Looking through the listing, how many of its lines hold the word "CCAdj"? Answer with only the number.

═══ Available data ═══

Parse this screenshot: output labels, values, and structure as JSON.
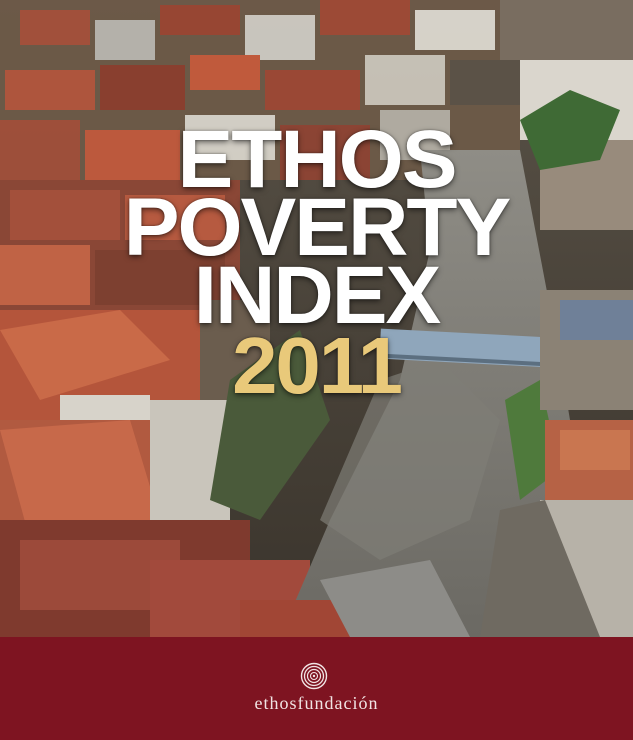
{
  "cover": {
    "title_lines": [
      "ETHOS",
      "POVERTY",
      "INDEX"
    ],
    "year": "2011",
    "brand": "ethosfundación"
  },
  "colors": {
    "title": "#ffffff",
    "year": "#e9c97a",
    "footer_band": "#7e1421",
    "brand_text": "#f1e4e4"
  },
  "photo": {
    "subject": "aerial view of dense rooftops along a river"
  }
}
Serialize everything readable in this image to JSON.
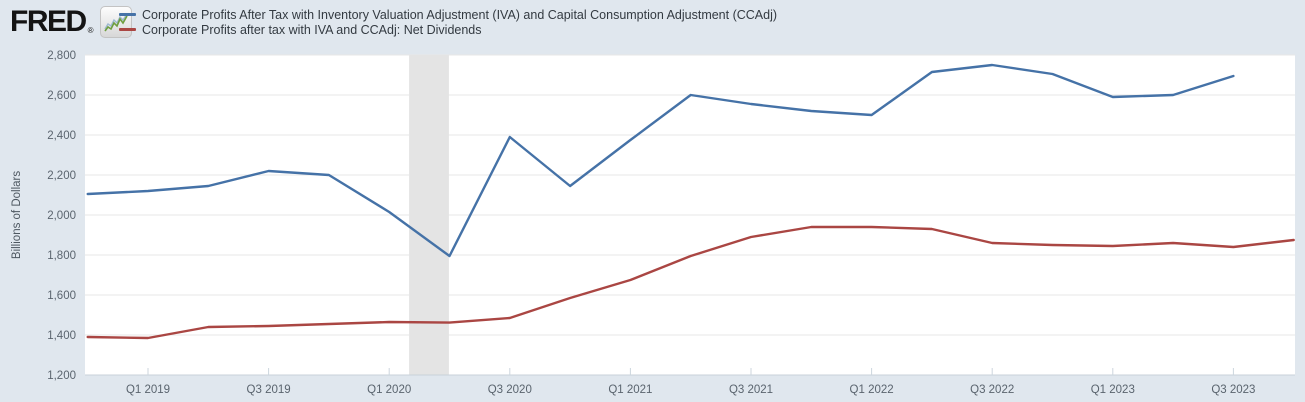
{
  "brand": {
    "logo_text": "FRED",
    "registered_mark": "®"
  },
  "legend": [
    {
      "label": "Corporate Profits After Tax with Inventory Valuation Adjustment (IVA) and Capital Consumption Adjustment (CCAdj)",
      "color": "#4572a7"
    },
    {
      "label": "Corporate Profits after tax with IVA and CCAdj: Net Dividends",
      "color": "#aa4643"
    }
  ],
  "chart_data": {
    "type": "line",
    "title": "",
    "xlabel": "",
    "ylabel": "Billions of Dollars",
    "ylim": [
      1200,
      2800
    ],
    "grid": true,
    "legend_position": "top-left",
    "y_ticks": [
      {
        "value": 1200,
        "label": "1,200"
      },
      {
        "value": 1400,
        "label": "1,400"
      },
      {
        "value": 1600,
        "label": "1,600"
      },
      {
        "value": 1800,
        "label": "1,800"
      },
      {
        "value": 2000,
        "label": "2,000"
      },
      {
        "value": 2200,
        "label": "2,200"
      },
      {
        "value": 2400,
        "label": "2,400"
      },
      {
        "value": 2600,
        "label": "2,600"
      },
      {
        "value": 2800,
        "label": "2,800"
      }
    ],
    "quarters": [
      "Q4 2018",
      "Q1 2019",
      "Q2 2019",
      "Q3 2019",
      "Q4 2019",
      "Q1 2020",
      "Q2 2020",
      "Q3 2020",
      "Q4 2020",
      "Q1 2021",
      "Q2 2021",
      "Q3 2021",
      "Q4 2021",
      "Q1 2022",
      "Q2 2022",
      "Q3 2022",
      "Q4 2022",
      "Q1 2023",
      "Q2 2023",
      "Q3 2023",
      "Q4 2023"
    ],
    "x_ticks": [
      {
        "quarter_index": 1,
        "label": "Q1 2019"
      },
      {
        "quarter_index": 3,
        "label": "Q3 2019"
      },
      {
        "quarter_index": 5,
        "label": "Q1 2020"
      },
      {
        "quarter_index": 7,
        "label": "Q3 2020"
      },
      {
        "quarter_index": 9,
        "label": "Q1 2021"
      },
      {
        "quarter_index": 11,
        "label": "Q3 2021"
      },
      {
        "quarter_index": 13,
        "label": "Q1 2022"
      },
      {
        "quarter_index": 15,
        "label": "Q3 2022"
      },
      {
        "quarter_index": 17,
        "label": "Q1 2023"
      },
      {
        "quarter_index": 19,
        "label": "Q3 2023"
      }
    ],
    "recession_band": {
      "start_quarter_index": 5.33,
      "end_quarter_index": 5.99,
      "color": "#e4e4e4"
    },
    "series": [
      {
        "name": "Corporate Profits After Tax with Inventory Valuation Adjustment (IVA) and Capital Consumption Adjustment (CCAdj)",
        "color": "#4572a7",
        "start_quarter": "Q4 2018",
        "values": [
          2105,
          2120,
          2145,
          2220,
          2200,
          2015,
          1795,
          2390,
          2145,
          2375,
          2600,
          2555,
          2520,
          2500,
          2715,
          2750,
          2705,
          2590,
          2600,
          2695
        ]
      },
      {
        "name": "Corporate Profits after tax with IVA and CCAdj: Net Dividends",
        "color": "#aa4643",
        "start_quarter": "Q4 2018",
        "values": [
          1390,
          1385,
          1440,
          1445,
          1455,
          1465,
          1462,
          1485,
          1585,
          1675,
          1795,
          1890,
          1940,
          1940,
          1930,
          1860,
          1850,
          1845,
          1860,
          1840,
          1875
        ]
      }
    ],
    "colors": {
      "background": "#e0e7ee",
      "plot_background": "#ffffff",
      "gridline": "#e7e7e7",
      "axis_line": "#c9d2d9",
      "tick_text": "#5a646e"
    }
  }
}
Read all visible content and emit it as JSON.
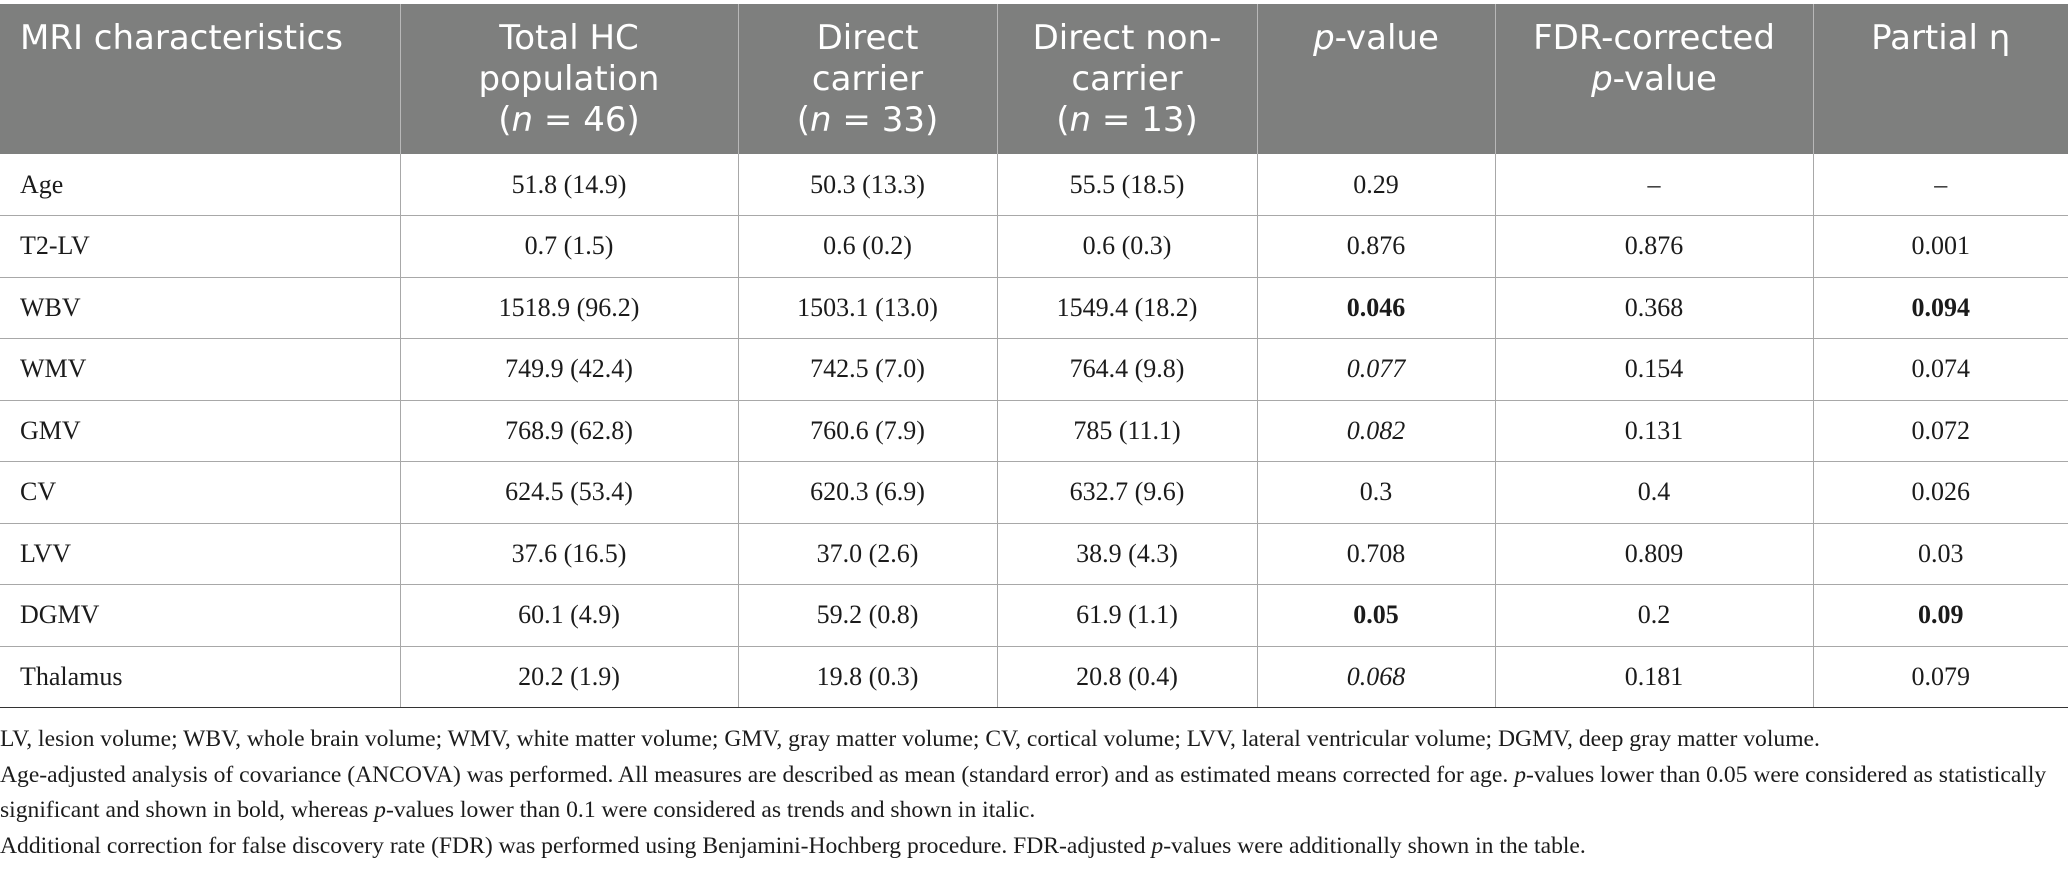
{
  "table": {
    "headers": [
      {
        "lines": [
          "MRI characteristics"
        ],
        "n": ""
      },
      {
        "lines": [
          "Total HC",
          "population"
        ],
        "n": "46"
      },
      {
        "lines": [
          "Direct",
          "carrier"
        ],
        "n": "33"
      },
      {
        "lines": [
          "Direct non-",
          "carrier"
        ],
        "n": "13"
      },
      {
        "lines": [
          "-value"
        ],
        "n": ""
      },
      {
        "lines": [
          "FDR-corrected",
          "-value"
        ],
        "n": ""
      },
      {
        "lines": [
          "Partial η"
        ],
        "n": ""
      }
    ],
    "header_italic_p": "p",
    "header_italic_n": "n",
    "header_eq": " = ",
    "rows": [
      {
        "label": "Age",
        "cells": [
          "51.8 (14.9)",
          "50.3 (13.3)",
          "55.5 (18.5)",
          "0.29",
          "–",
          "–"
        ],
        "pstyle": "normal",
        "etastyle": "normal"
      },
      {
        "label": "T2-LV",
        "cells": [
          "0.7 (1.5)",
          "0.6 (0.2)",
          "0.6 (0.3)",
          "0.876",
          "0.876",
          "0.001"
        ],
        "pstyle": "normal",
        "etastyle": "normal"
      },
      {
        "label": "WBV",
        "cells": [
          "1518.9 (96.2)",
          "1503.1 (13.0)",
          "1549.4 (18.2)",
          "0.046",
          "0.368",
          "0.094"
        ],
        "pstyle": "bold",
        "etastyle": "bold"
      },
      {
        "label": "WMV",
        "cells": [
          "749.9 (42.4)",
          "742.5 (7.0)",
          "764.4 (9.8)",
          "0.077",
          "0.154",
          "0.074"
        ],
        "pstyle": "italic",
        "etastyle": "normal"
      },
      {
        "label": "GMV",
        "cells": [
          "768.9 (62.8)",
          "760.6 (7.9)",
          "785 (11.1)",
          "0.082",
          "0.131",
          "0.072"
        ],
        "pstyle": "italic",
        "etastyle": "normal"
      },
      {
        "label": "CV",
        "cells": [
          "624.5 (53.4)",
          "620.3 (6.9)",
          "632.7 (9.6)",
          "0.3",
          "0.4",
          "0.026"
        ],
        "pstyle": "normal",
        "etastyle": "normal"
      },
      {
        "label": "LVV",
        "cells": [
          "37.6 (16.5)",
          "37.0 (2.6)",
          "38.9 (4.3)",
          "0.708",
          "0.809",
          "0.03"
        ],
        "pstyle": "normal",
        "etastyle": "normal"
      },
      {
        "label": "DGMV",
        "cells": [
          "60.1 (4.9)",
          "59.2 (0.8)",
          "61.9 (1.1)",
          "0.05",
          "0.2",
          "0.09"
        ],
        "pstyle": "bold",
        "etastyle": "bold"
      },
      {
        "label": "Thalamus",
        "cells": [
          "20.2 (1.9)",
          "19.8 (0.3)",
          "20.8 (0.4)",
          "0.068",
          "0.181",
          "0.079"
        ],
        "pstyle": "italic",
        "etastyle": "normal"
      }
    ]
  },
  "notes": {
    "line1": "LV, lesion volume; WBV, whole brain volume; WMV, white matter volume; GMV, gray matter volume; CV, cortical volume; LVV, lateral ventricular volume; DGMV, deep gray matter volume.",
    "line2_a": "Age-adjusted analysis of covariance (ANCOVA) was performed. All measures are described as mean (standard error) and as estimated means corrected for age. ",
    "line2_p": "p",
    "line2_b": "-values lower than 0.05 were considered as statistically significant and shown in bold, whereas ",
    "line2_p2": "p",
    "line2_c": "-values lower than 0.1 were considered as trends and shown in italic.",
    "line3_a": "Additional correction for false discovery rate (FDR) was performed using Benjamini-Hochberg procedure. FDR-adjusted ",
    "line3_p": "p",
    "line3_b": "-values were additionally shown in the table."
  },
  "colors": {
    "header_bg": "#7e7f7e",
    "header_text": "#ffffff",
    "grid": "#a8a8a8"
  }
}
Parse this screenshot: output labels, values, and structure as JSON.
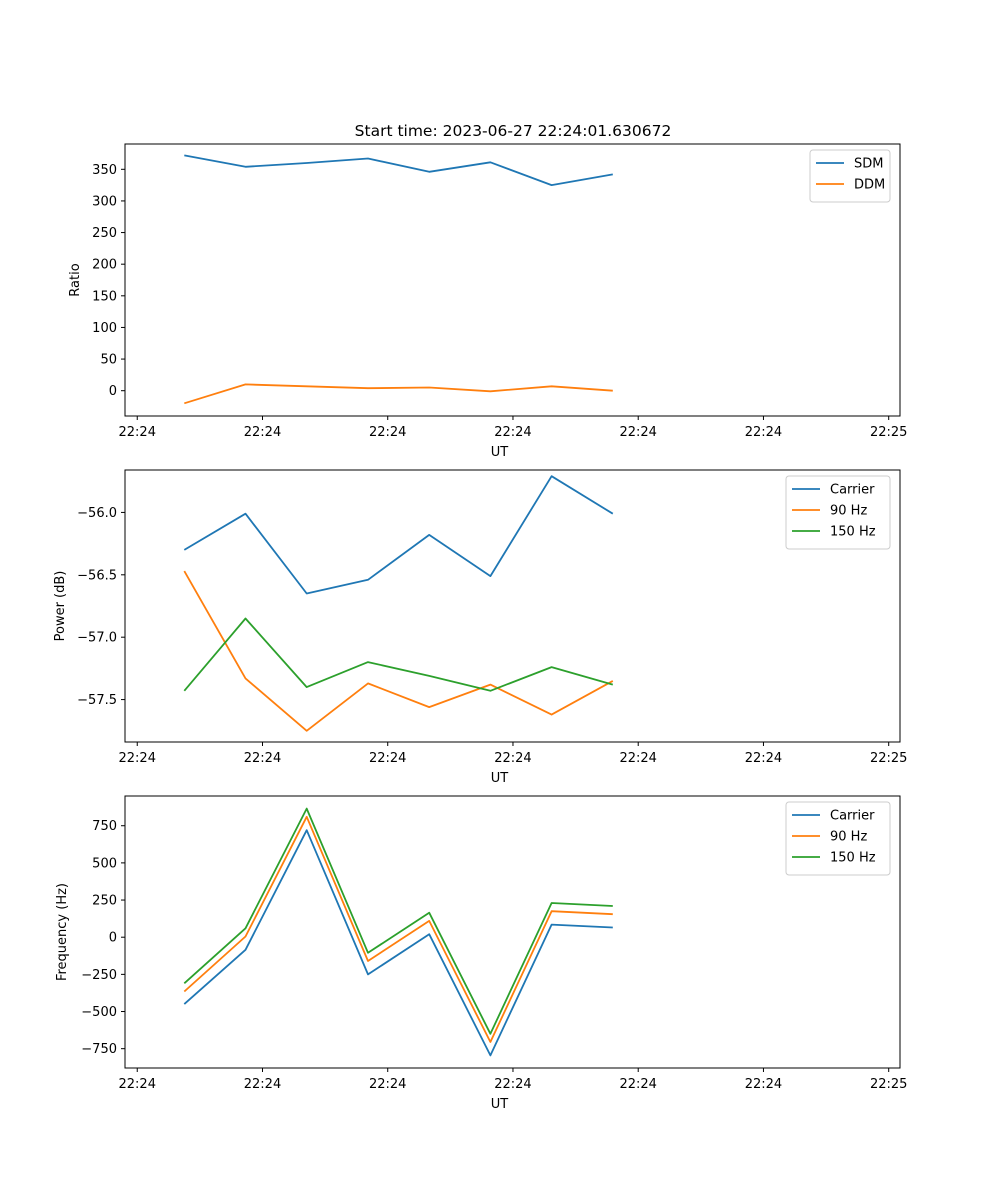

═══

Written response:
4